Data for the task:

────────────────────

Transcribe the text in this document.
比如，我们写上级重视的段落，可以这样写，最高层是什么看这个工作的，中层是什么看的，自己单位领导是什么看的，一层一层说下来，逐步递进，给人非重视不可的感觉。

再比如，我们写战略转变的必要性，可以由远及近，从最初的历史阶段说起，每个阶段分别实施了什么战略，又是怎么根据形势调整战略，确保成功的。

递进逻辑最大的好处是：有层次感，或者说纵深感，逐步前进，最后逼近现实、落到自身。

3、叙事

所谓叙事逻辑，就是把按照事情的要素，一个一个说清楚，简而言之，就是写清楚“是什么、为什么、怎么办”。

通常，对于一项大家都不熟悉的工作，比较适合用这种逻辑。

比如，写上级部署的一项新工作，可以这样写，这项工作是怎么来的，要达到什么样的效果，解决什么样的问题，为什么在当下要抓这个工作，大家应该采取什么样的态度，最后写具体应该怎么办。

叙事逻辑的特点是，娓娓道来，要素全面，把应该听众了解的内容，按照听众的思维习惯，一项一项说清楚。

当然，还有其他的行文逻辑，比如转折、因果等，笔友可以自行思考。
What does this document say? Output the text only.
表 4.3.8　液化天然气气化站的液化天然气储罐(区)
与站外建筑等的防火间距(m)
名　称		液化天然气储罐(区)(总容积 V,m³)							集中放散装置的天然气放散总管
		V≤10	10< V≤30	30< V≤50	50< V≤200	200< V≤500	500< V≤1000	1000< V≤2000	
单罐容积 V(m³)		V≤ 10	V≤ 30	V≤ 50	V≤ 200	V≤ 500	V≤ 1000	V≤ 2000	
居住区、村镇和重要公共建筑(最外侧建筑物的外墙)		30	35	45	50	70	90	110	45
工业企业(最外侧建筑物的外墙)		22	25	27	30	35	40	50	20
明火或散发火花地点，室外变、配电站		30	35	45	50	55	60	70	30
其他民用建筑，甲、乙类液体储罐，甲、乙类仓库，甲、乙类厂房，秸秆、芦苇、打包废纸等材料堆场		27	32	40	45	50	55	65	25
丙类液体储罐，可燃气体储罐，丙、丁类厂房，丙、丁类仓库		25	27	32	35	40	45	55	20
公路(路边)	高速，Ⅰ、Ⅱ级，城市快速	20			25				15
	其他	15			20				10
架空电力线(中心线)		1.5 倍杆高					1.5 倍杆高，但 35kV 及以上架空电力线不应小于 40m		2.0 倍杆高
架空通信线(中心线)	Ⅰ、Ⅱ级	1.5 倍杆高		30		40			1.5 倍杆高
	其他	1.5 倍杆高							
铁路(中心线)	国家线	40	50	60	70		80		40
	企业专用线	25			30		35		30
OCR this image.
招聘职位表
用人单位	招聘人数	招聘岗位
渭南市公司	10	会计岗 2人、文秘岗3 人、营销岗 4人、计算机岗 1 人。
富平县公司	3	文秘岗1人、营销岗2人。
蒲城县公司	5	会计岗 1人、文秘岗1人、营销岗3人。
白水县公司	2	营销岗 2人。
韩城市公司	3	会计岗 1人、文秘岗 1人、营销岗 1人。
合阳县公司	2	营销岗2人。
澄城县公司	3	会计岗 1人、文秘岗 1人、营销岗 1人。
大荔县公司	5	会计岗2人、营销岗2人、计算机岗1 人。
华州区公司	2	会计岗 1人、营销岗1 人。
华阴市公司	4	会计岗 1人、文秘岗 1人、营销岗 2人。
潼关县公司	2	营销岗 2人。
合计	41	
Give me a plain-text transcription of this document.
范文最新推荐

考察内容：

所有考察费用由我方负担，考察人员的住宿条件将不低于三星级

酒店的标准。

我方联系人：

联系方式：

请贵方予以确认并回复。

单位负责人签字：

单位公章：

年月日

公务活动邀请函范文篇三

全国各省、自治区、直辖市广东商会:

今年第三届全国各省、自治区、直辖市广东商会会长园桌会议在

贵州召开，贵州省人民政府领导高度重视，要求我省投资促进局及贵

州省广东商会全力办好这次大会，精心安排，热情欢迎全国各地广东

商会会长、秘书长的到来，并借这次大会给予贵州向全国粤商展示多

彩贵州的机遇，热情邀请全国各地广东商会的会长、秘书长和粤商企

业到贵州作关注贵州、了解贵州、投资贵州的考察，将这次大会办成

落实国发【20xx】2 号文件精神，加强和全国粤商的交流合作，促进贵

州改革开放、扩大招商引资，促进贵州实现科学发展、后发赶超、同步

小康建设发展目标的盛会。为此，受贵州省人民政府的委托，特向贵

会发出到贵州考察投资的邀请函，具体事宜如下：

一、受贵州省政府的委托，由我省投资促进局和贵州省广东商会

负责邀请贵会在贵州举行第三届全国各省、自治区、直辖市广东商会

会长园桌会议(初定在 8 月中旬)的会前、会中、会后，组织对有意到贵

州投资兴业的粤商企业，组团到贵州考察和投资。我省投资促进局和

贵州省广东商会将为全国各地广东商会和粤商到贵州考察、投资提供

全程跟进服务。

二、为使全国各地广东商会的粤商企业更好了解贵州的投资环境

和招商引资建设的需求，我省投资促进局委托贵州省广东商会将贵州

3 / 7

────────────────────

Look over the listing. Pull out every line with the string "document" in it.

Transcribe the text in this document.
What does this document say? Output the text only.
Give me a plain-text transcription of this document.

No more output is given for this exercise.